■ YOUR OBJECTIVE ■
Output the material below in full, exactly as it is.

* * *

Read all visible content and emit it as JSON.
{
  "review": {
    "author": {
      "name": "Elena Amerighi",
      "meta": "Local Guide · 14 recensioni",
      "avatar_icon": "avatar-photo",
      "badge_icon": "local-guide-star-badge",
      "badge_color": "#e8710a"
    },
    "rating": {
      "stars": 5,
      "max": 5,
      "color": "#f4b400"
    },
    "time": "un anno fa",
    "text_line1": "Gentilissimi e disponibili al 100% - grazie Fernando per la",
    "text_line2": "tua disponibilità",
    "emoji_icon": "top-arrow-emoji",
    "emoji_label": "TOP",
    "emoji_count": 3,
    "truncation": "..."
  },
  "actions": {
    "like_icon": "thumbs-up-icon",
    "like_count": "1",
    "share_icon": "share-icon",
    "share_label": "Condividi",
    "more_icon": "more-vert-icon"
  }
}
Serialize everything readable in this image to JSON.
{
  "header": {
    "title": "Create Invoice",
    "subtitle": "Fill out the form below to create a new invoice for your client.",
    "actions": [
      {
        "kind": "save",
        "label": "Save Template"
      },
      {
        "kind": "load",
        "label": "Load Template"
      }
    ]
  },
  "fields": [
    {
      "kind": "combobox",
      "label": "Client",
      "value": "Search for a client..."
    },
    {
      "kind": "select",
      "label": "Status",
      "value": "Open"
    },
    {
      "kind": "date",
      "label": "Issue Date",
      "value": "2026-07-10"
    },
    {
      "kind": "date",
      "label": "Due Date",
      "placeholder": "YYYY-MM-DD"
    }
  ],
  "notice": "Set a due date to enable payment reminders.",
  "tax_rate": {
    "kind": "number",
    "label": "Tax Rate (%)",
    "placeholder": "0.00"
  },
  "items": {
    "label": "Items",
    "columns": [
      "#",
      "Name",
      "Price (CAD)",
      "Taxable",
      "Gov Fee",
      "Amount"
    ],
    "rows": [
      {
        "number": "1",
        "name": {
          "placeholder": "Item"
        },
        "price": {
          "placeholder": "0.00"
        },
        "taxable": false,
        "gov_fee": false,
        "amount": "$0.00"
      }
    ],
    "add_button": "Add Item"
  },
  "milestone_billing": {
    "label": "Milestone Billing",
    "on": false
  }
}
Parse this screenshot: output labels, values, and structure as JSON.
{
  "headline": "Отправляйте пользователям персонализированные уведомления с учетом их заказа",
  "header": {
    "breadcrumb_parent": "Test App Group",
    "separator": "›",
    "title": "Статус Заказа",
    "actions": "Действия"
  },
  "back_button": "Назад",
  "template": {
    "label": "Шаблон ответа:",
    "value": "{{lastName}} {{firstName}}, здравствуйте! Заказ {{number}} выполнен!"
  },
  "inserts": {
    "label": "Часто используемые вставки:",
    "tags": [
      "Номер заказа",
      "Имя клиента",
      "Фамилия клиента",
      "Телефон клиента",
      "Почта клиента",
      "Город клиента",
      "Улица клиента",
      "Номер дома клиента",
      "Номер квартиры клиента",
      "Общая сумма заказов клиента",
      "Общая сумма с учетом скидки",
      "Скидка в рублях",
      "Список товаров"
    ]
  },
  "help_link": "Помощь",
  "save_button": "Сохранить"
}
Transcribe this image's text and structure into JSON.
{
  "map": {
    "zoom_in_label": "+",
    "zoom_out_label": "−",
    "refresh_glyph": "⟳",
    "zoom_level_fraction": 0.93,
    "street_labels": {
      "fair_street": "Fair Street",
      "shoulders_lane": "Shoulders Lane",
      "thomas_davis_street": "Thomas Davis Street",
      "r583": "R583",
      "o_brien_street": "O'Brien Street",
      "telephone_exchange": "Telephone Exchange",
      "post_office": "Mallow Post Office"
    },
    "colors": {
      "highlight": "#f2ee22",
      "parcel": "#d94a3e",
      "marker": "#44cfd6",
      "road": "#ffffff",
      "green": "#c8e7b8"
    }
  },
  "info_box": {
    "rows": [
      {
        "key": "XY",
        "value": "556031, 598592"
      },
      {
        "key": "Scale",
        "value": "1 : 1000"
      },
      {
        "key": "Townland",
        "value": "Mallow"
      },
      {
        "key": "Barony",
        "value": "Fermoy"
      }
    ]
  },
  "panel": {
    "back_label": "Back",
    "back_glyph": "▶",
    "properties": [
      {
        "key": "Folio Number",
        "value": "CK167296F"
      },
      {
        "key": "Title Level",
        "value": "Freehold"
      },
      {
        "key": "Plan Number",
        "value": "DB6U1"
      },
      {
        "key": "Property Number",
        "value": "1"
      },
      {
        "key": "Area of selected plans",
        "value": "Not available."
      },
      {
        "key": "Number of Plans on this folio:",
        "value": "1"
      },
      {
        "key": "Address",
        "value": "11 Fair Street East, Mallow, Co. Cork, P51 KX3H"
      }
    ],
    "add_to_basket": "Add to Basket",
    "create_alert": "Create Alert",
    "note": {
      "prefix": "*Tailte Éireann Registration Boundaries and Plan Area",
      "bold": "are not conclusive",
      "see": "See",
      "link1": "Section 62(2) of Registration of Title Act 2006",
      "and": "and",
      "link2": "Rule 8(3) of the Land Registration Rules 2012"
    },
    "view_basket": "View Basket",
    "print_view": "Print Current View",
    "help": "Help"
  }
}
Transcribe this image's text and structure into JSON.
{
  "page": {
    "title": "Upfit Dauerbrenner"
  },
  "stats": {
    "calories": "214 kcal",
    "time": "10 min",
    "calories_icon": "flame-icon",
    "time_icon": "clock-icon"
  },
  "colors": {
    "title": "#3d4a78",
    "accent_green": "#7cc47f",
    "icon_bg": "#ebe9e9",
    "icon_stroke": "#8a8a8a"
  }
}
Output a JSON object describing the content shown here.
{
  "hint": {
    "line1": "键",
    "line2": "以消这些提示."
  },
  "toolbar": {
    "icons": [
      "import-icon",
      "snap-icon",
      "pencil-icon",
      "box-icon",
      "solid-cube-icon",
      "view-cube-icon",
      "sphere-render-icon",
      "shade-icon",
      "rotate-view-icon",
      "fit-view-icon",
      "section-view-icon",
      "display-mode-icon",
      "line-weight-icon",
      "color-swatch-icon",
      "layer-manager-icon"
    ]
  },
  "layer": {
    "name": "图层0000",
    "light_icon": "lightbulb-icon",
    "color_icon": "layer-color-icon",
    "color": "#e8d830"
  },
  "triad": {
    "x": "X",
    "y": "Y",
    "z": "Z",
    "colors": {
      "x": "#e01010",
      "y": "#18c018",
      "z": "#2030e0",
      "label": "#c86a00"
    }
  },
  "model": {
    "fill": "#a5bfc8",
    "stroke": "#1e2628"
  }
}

* * *

■ FINISHED ANSWER ■
Read all visible content and emit it as JSON.
{
  "review": {
    "author": {
      "name": "Elena Amerighi",
      "meta": "Local Guide · 14 recensioni",
      "avatar_icon": "avatar-photo",
      "badge_icon": "local-guide-star-badge",
      "badge_color": "#e8710a"
    },
    "rating": {
      "stars": 5,
      "max": 5,
      "color": "#f4b400"
    },
    "time": "un anno fa",
    "text_line1": "Gentilissimi e disponibili al 100% - grazie Fernando per la",
    "text_line2": "tua disponibilità",
    "emoji_icon": "top-arrow-emoji",
    "emoji_label": "TOP",
    "emoji_count": 3,
    "truncation": "..."
  },
  "actions": {
    "like_icon": "thumbs-up-icon",
    "like_count": "1",
    "share_icon": "share-icon",
    "share_label": "Condividi",
    "more_icon": "more-vert-icon"
  }
}
Serialize everything readable in this image to JSON.
{
  "header": {
    "title": "Create Invoice",
    "subtitle": "Fill out the form below to create a new invoice for your client.",
    "actions": [
      {
        "kind": "save",
        "label": "Save Template"
      },
      {
        "kind": "load",
        "label": "Load Template"
      }
    ]
  },
  "fields": [
    {
      "kind": "combobox",
      "label": "Client",
      "value": "Search for a client..."
    },
    {
      "kind": "select",
      "label": "Status",
      "value": "Open"
    },
    {
      "kind": "date",
      "label": "Issue Date",
      "value": "2026-07-10"
    },
    {
      "kind": "date",
      "label": "Due Date",
      "placeholder": "YYYY-MM-DD"
    }
  ],
  "notice": "Set a due date to enable payment reminders.",
  "tax_rate": {
    "kind": "number",
    "label": "Tax Rate (%)",
    "placeholder": "0.00"
  },
  "items": {
    "label": "Items",
    "columns": [
      "#",
      "Name",
      "Price (CAD)",
      "Taxable",
      "Gov Fee",
      "Amount"
    ],
    "rows": [
      {
        "number": "1",
        "name": {
          "placeholder": "Item"
        },
        "price": {
          "placeholder": "0.00"
        },
        "taxable": false,
        "gov_fee": false,
        "amount": "$0.00"
      }
    ],
    "add_button": "Add Item"
  },
  "milestone_billing": {
    "label": "Milestone Billing",
    "on": false
  }
}
Parse this screenshot: output labels, values, and structure as JSON.
{
  "headline": "Отправляйте пользователям персонализированные уведомления с учетом их заказа",
  "header": {
    "breadcrumb_parent": "Test App Group",
    "separator": "›",
    "title": "Статус Заказа",
    "actions": "Действия"
  },
  "back_button": "Назад",
  "template": {
    "label": "Шаблон ответа:",
    "value": "{{lastName}} {{firstName}}, здравствуйте! Заказ {{number}} выполнен!"
  },
  "inserts": {
    "label": "Часто используемые вставки:",
    "tags": [
      "Номер заказа",
      "Имя клиента",
      "Фамилия клиента",
      "Телефон клиента",
      "Почта клиента",
      "Город клиента",
      "Улица клиента",
      "Номер дома клиента",
      "Номер квартиры клиента",
      "Общая сумма заказов клиента",
      "Общая сумма с учетом скидки",
      "Скидка в рублях",
      "Список товаров"
    ]
  },
  "help_link": "Помощь",
  "save_button": "Сохранить"
}
Transcribe this image's text and structure into JSON.
{
  "map": {
    "zoom_in_label": "+",
    "zoom_out_label": "−",
    "refresh_glyph": "⟳",
    "zoom_level_fraction": 0.93,
    "street_labels": {
      "fair_street": "Fair Street",
      "shoulders_lane": "Shoulders Lane",
      "thomas_davis_street": "Thomas Davis Street",
      "r583": "R583",
      "o_brien_street": "O'Brien Street",
      "telephone_exchange": "Telephone Exchange",
      "post_office": "Mallow Post Office"
    },
    "colors": {
      "highlight": "#f2ee22",
      "parcel": "#d94a3e",
      "marker": "#44cfd6",
      "road": "#ffffff",
      "green": "#c8e7b8"
    }
  },
  "info_box": {
    "rows": [
      {
        "key": "XY",
        "value": "556031, 598592"
      },
      {
        "key": "Scale",
        "value": "1 : 1000"
      },
      {
        "key": "Townland",
        "value": "Mallow"
      },
      {
        "key": "Barony",
        "value": "Fermoy"
      }
    ]
  },
  "panel": {
    "back_label": "Back",
    "back_glyph": "▶",
    "properties": [
      {
        "key": "Folio Number",
        "value": "CK167296F"
      },
      {
        "key": "Title Level",
        "value": "Freehold"
      },
      {
        "key": "Plan Number",
        "value": "DB6U1"
      },
      {
        "key": "Property Number",
        "value": "1"
      },
      {
        "key": "Area of selected plans",
        "value": "Not available."
      },
      {
        "key": "Number of Plans on this folio:",
        "value": "1"
      },
      {
        "key": "Address",
        "value": "11 Fair Street East, Mallow, Co. Cork, P51 KX3H"
      }
    ],
    "add_to_basket": "Add to Basket",
    "create_alert": "Create Alert",
    "note": {
      "prefix": "*Tailte Éireann Registration Boundaries and Plan Area",
      "bold": "are not conclusive",
      "see": "See",
      "link1": "Section 62(2) of Registration of Title Act 2006",
      "and": "and",
      "link2": "Rule 8(3) of the Land Registration Rules 2012"
    },
    "view_basket": "View Basket",
    "print_view": "Print Current View",
    "help": "Help"
  }
}
Transcribe this image's text and structure into JSON.
{
  "page": {
    "title": "Upfit Dauerbrenner"
  },
  "stats": {
    "calories": "214 kcal",
    "time": "10 min",
    "calories_icon": "flame-icon",
    "time_icon": "clock-icon"
  },
  "colors": {
    "title": "#3d4a78",
    "accent_green": "#7cc47f",
    "icon_bg": "#ebe9e9",
    "icon_stroke": "#8a8a8a"
  }
}
Output a JSON object describing the content shown here.
{
  "hint": {
    "line1": "键",
    "line2": "以消这些提示."
  },
  "toolbar": {
    "icons": [
      "import-icon",
      "snap-icon",
      "pencil-icon",
      "box-icon",
      "solid-cube-icon",
      "view-cube-icon",
      "sphere-render-icon",
      "shade-icon",
      "rotate-view-icon",
      "fit-view-icon",
      "section-view-icon",
      "display-mode-icon",
      "line-weight-icon",
      "color-swatch-icon",
      "layer-manager-icon"
    ]
  },
  "layer": {
    "name": "图层0000",
    "light_icon": "lightbulb-icon",
    "color_icon": "layer-color-icon",
    "color": "#e8d830"
  },
  "triad": {
    "x": "X",
    "y": "Y",
    "z": "Z",
    "colors": {
      "x": "#e01010",
      "y": "#18c018",
      "z": "#2030e0",
      "label": "#c86a00"
    }
  },
  "model": {
    "fill": "#a5bfc8",
    "stroke": "#1e2628"
  }
}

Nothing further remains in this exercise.